#### Source records:
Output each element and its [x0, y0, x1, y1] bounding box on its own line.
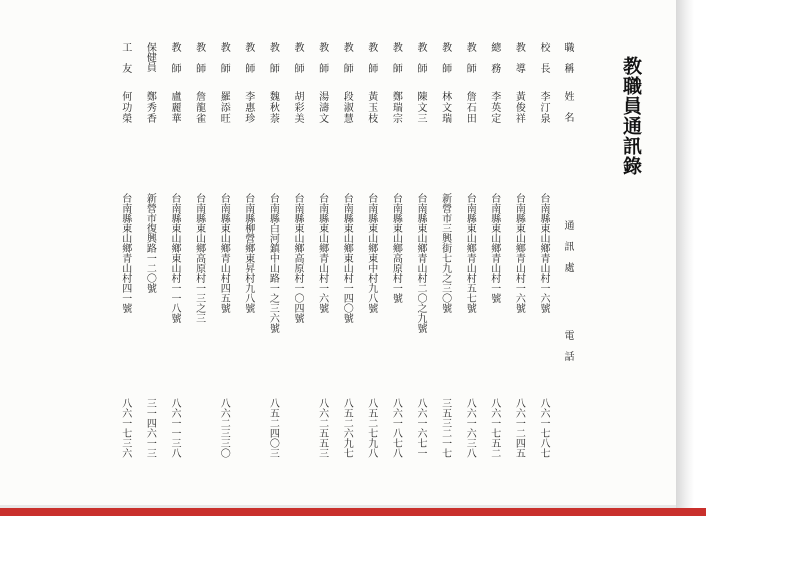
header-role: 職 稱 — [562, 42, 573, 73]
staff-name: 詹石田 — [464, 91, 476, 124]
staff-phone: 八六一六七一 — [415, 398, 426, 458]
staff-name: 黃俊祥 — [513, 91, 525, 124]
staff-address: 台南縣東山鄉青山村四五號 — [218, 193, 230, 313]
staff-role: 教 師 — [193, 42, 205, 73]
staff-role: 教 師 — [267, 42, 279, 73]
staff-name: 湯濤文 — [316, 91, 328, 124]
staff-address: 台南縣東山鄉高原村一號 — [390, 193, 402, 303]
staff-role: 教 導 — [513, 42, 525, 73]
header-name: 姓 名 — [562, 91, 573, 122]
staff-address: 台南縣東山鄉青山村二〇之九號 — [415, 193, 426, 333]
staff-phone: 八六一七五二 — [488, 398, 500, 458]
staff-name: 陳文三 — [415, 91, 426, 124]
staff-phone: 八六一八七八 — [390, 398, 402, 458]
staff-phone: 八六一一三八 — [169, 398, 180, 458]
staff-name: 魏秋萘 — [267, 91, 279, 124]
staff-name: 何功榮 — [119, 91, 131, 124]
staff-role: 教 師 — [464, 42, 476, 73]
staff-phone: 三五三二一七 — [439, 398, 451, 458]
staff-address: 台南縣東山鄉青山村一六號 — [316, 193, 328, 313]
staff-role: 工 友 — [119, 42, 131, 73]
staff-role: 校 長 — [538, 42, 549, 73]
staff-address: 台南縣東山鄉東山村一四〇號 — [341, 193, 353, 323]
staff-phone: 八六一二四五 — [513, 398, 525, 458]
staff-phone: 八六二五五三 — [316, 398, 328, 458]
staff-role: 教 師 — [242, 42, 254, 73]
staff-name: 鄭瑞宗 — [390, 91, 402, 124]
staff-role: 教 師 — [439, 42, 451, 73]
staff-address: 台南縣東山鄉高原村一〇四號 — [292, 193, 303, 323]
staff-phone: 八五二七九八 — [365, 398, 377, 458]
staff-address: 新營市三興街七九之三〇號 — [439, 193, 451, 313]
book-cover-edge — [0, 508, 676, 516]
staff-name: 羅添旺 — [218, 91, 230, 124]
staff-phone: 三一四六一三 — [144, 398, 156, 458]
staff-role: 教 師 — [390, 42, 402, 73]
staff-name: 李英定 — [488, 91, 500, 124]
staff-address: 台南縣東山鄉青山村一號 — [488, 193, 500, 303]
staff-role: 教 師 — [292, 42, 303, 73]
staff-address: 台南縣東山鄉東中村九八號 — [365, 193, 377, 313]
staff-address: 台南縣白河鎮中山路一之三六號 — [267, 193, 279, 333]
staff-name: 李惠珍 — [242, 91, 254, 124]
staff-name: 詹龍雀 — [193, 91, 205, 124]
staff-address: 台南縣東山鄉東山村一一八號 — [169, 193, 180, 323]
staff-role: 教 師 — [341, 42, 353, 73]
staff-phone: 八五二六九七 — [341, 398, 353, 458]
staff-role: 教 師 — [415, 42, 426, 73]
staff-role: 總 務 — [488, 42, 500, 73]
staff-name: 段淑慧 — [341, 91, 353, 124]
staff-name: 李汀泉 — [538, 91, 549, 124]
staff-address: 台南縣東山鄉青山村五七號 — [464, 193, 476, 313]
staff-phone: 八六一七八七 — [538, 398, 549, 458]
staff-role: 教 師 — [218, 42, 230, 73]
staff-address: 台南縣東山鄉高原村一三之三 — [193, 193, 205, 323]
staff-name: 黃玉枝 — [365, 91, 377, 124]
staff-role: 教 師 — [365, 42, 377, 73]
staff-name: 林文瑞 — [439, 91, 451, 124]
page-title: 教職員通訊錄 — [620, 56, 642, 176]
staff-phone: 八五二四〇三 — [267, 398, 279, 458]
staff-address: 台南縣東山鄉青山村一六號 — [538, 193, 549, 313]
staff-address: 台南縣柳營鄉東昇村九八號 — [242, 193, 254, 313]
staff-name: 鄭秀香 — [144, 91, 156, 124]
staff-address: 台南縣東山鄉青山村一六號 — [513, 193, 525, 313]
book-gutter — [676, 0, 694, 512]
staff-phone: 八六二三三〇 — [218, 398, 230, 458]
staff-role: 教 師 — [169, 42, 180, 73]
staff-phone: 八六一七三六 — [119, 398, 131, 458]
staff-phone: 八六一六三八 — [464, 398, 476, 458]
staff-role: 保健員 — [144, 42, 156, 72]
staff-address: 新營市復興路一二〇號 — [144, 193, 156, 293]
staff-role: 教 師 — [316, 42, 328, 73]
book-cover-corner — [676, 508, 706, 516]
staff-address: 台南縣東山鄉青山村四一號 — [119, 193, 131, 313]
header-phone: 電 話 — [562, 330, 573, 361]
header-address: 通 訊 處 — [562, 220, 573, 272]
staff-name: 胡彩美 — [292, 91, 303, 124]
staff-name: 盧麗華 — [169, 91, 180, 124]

---

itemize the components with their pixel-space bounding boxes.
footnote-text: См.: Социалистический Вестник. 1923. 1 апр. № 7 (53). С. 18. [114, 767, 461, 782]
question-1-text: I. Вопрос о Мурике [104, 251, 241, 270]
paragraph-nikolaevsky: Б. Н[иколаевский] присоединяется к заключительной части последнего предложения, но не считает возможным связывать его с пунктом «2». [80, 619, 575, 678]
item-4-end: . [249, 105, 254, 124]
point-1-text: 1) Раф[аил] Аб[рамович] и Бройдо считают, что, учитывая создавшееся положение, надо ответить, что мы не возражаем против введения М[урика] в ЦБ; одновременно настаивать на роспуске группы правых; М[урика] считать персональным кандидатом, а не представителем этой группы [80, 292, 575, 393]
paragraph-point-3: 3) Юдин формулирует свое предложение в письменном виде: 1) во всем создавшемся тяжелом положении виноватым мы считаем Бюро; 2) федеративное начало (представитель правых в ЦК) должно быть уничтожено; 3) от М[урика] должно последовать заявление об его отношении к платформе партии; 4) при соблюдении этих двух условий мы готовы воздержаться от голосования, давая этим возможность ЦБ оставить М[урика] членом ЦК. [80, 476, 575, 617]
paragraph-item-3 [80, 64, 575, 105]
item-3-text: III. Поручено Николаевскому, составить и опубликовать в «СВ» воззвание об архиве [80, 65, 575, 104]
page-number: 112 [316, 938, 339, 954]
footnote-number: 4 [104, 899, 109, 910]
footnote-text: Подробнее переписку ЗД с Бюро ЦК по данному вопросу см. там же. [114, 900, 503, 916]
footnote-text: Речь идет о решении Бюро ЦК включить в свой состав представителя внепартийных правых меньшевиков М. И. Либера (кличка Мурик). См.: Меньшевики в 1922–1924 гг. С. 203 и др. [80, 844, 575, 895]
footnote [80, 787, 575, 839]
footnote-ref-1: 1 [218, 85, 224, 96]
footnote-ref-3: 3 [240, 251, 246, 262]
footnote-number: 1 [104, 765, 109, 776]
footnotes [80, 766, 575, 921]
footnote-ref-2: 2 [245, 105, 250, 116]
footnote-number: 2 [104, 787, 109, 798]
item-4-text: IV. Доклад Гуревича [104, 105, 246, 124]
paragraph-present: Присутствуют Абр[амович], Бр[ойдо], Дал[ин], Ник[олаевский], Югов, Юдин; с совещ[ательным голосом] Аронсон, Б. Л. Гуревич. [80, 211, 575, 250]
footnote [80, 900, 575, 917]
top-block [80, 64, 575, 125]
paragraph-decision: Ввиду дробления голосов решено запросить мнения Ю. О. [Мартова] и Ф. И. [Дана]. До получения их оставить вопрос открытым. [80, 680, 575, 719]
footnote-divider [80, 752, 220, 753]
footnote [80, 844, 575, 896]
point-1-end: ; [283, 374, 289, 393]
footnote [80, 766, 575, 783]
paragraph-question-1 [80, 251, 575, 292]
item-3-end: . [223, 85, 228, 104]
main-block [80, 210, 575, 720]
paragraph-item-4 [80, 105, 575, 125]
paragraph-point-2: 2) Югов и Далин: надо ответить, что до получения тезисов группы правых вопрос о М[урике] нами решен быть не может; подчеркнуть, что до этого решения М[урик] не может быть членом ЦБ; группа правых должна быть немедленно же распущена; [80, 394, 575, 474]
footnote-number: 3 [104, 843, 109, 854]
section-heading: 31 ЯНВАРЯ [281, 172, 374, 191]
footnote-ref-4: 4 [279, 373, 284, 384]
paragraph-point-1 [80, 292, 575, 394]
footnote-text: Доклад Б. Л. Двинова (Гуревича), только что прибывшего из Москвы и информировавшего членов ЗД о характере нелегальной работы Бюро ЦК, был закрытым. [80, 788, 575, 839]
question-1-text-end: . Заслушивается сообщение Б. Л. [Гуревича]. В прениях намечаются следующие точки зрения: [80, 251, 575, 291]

* * *

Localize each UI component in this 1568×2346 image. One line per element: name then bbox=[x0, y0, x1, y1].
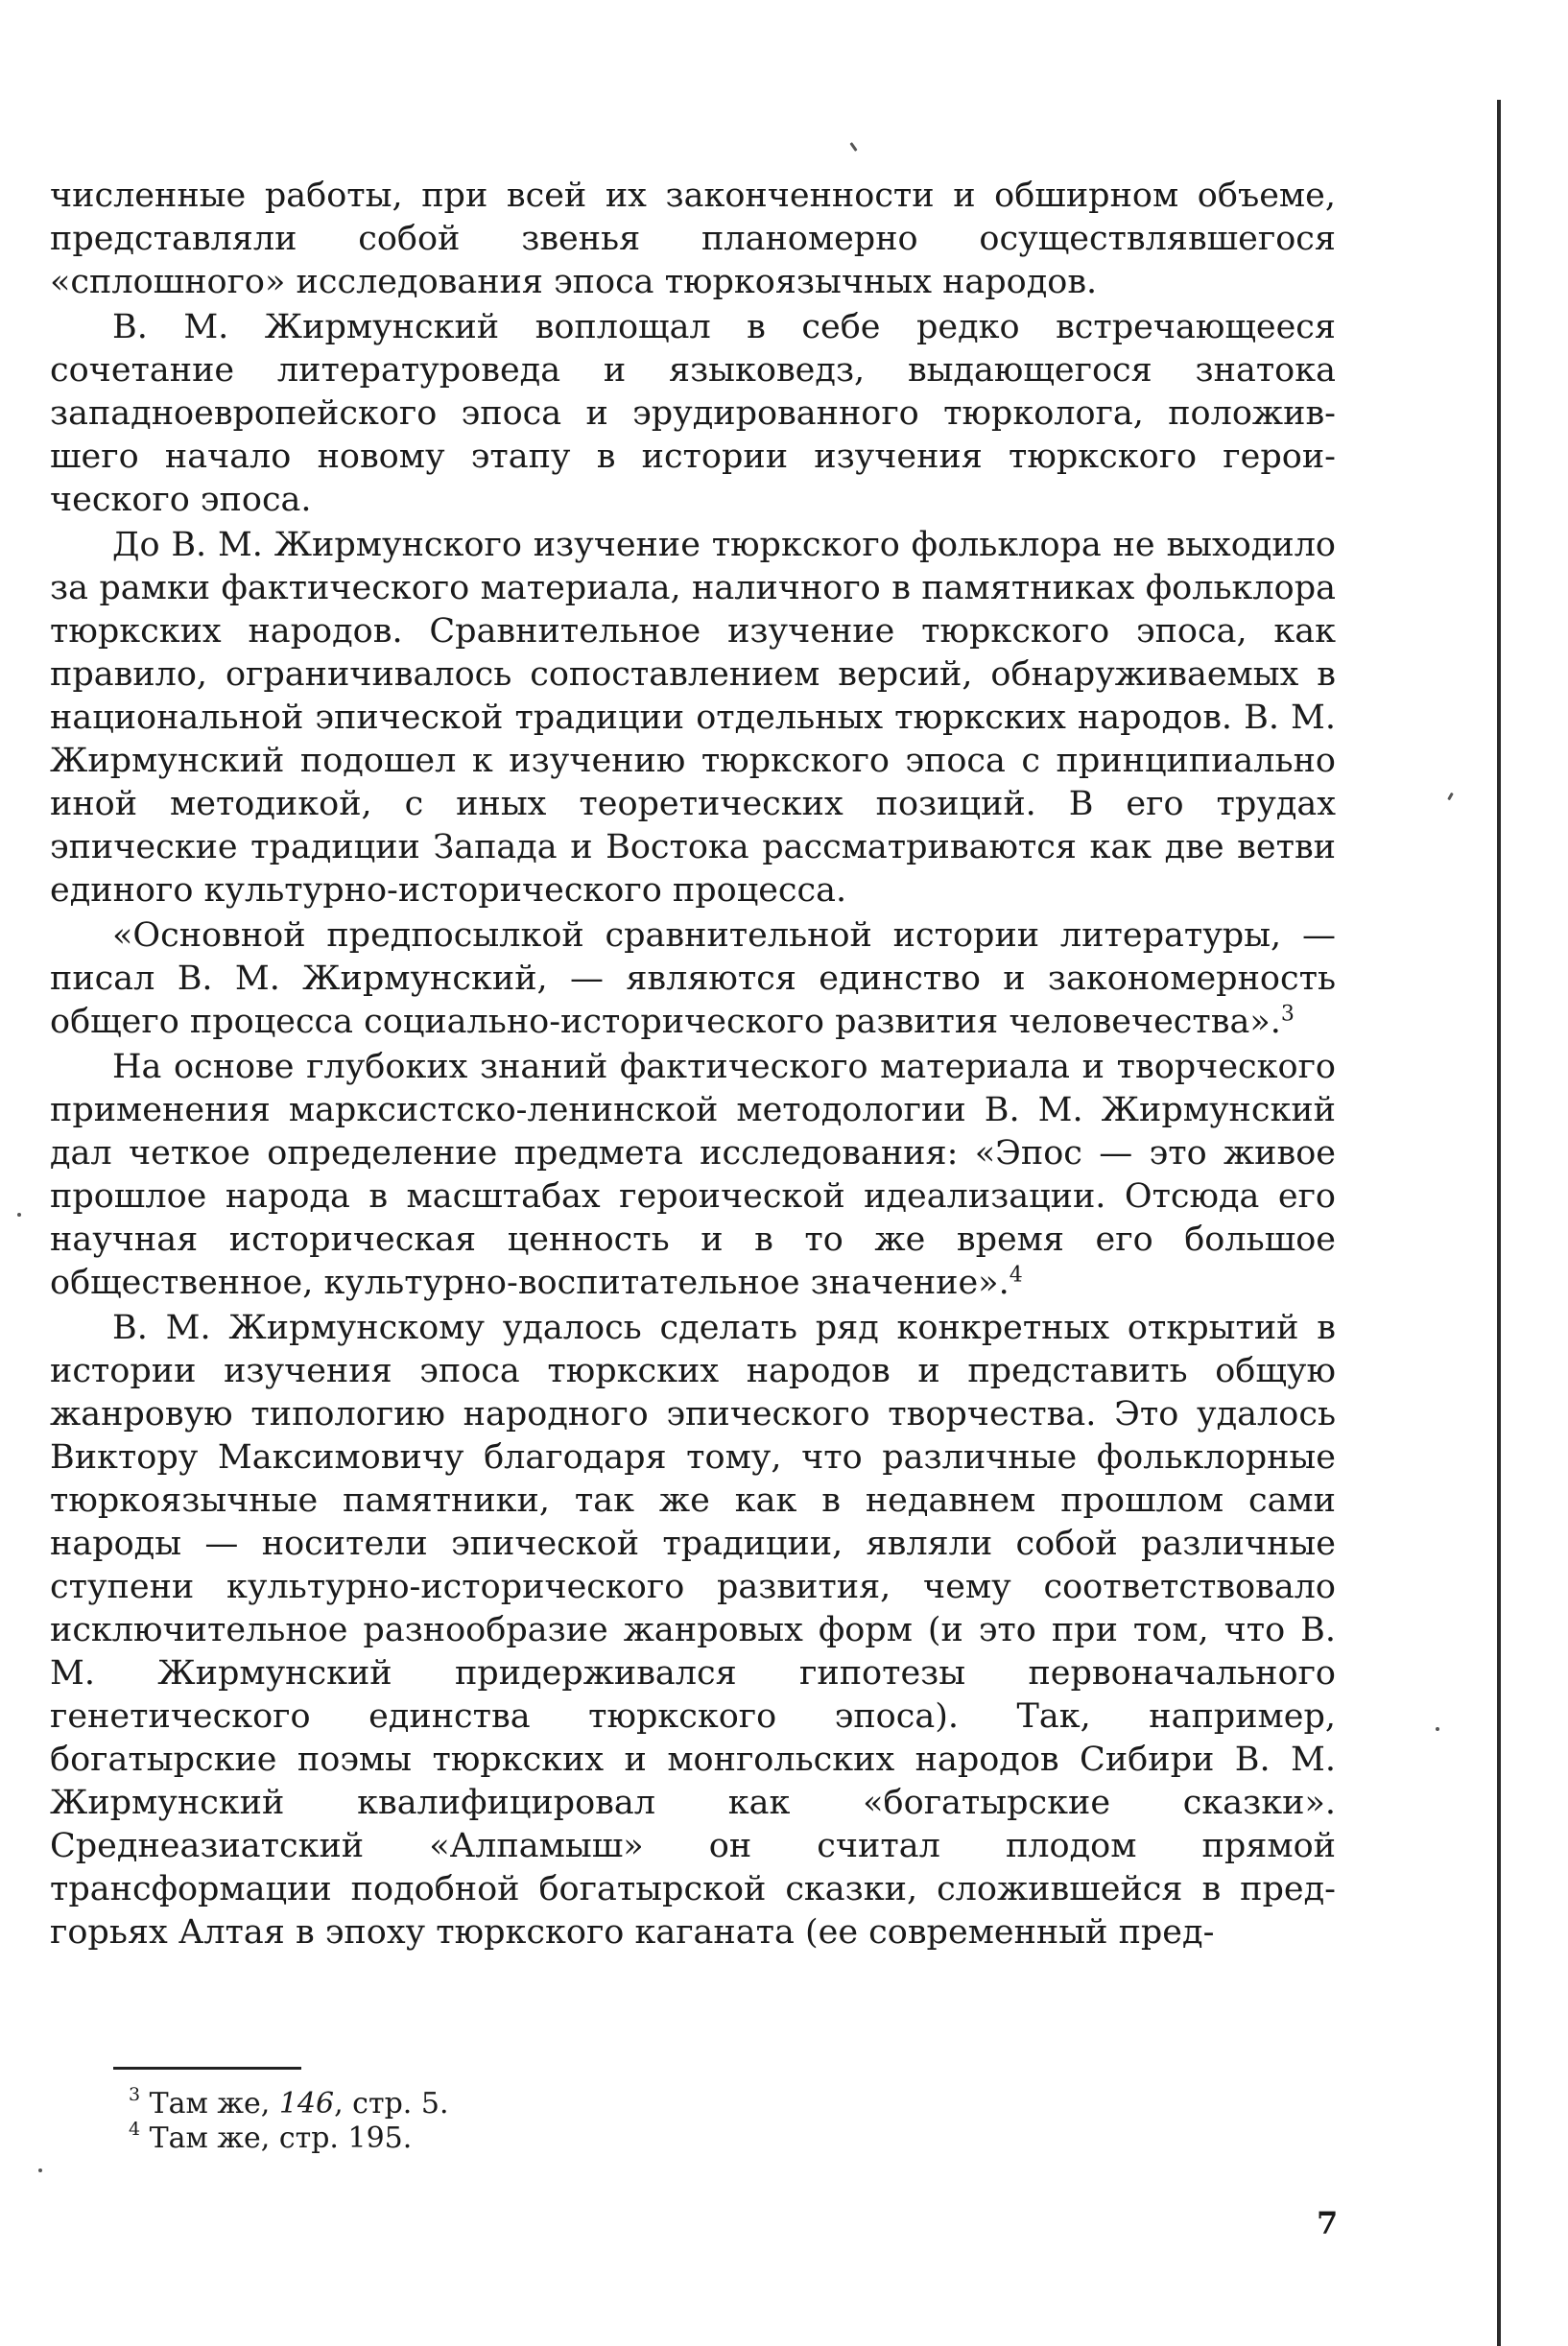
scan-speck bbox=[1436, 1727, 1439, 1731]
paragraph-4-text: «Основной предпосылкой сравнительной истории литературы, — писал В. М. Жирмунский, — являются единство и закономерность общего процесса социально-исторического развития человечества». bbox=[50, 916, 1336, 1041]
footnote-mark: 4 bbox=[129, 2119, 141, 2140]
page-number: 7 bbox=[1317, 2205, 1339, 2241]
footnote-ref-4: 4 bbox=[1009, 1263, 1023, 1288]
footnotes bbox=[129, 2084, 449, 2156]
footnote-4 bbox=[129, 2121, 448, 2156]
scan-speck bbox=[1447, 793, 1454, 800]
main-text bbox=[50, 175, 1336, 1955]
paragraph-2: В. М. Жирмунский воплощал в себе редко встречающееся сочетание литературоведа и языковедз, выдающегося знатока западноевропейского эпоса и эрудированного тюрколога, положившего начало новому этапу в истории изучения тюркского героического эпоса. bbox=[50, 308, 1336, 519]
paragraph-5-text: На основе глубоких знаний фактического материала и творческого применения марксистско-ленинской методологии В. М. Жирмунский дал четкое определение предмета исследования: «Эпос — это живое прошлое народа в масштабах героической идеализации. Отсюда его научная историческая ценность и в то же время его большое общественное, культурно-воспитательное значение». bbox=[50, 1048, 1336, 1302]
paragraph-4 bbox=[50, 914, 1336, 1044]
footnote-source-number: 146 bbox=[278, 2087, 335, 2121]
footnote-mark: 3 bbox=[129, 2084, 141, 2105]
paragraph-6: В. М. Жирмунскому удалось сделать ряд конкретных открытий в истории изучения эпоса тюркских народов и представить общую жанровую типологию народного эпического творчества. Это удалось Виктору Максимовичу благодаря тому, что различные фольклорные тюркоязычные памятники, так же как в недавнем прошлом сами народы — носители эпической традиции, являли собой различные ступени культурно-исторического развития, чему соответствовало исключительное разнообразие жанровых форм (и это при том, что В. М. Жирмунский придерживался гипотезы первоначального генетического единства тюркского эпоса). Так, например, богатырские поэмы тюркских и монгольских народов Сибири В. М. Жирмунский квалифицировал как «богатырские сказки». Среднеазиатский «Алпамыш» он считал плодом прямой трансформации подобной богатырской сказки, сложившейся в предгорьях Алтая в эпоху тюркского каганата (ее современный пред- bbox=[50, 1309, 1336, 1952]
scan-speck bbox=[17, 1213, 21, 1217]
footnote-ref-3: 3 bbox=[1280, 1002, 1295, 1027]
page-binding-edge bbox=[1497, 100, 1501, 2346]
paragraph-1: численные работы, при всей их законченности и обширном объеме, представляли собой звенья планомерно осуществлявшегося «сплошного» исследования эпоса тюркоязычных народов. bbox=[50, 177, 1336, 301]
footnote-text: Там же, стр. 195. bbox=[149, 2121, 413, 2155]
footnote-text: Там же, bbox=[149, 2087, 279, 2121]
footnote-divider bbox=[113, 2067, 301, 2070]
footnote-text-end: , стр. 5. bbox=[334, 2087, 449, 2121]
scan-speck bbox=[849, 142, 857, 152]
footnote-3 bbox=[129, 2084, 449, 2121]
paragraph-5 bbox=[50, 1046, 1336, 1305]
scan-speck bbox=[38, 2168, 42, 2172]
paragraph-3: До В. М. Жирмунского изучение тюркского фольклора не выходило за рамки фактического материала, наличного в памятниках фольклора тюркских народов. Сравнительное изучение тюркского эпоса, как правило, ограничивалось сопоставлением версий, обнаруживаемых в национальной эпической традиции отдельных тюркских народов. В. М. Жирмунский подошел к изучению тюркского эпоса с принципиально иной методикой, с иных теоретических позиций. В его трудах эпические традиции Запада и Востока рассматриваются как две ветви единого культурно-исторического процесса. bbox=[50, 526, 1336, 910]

#### Direction:
Copy out the lines without any changes, beginning at the line that contains "scan-speck bbox=[1436, 1727, 1439, 1731]" and stopping after the line that contains "main-text bbox=[50, 175, 1336, 1955]".

#### Right answer:
scan-speck bbox=[1436, 1727, 1439, 1731]
paragraph-4-text: «Основной предпосылкой сравнительной истории литературы, — писал В. М. Жирмунский, — являются единство и закономерность общего процесса социально-исторического развития человечества». bbox=[50, 916, 1336, 1041]
footnote-mark: 4 bbox=[129, 2119, 141, 2140]
page-number: 7 bbox=[1317, 2205, 1339, 2241]
footnote-ref-4: 4 bbox=[1009, 1263, 1023, 1288]
footnotes bbox=[129, 2084, 449, 2156]
footnote-4 bbox=[129, 2121, 448, 2156]
scan-speck bbox=[1447, 793, 1454, 800]
main-text bbox=[50, 175, 1336, 1955]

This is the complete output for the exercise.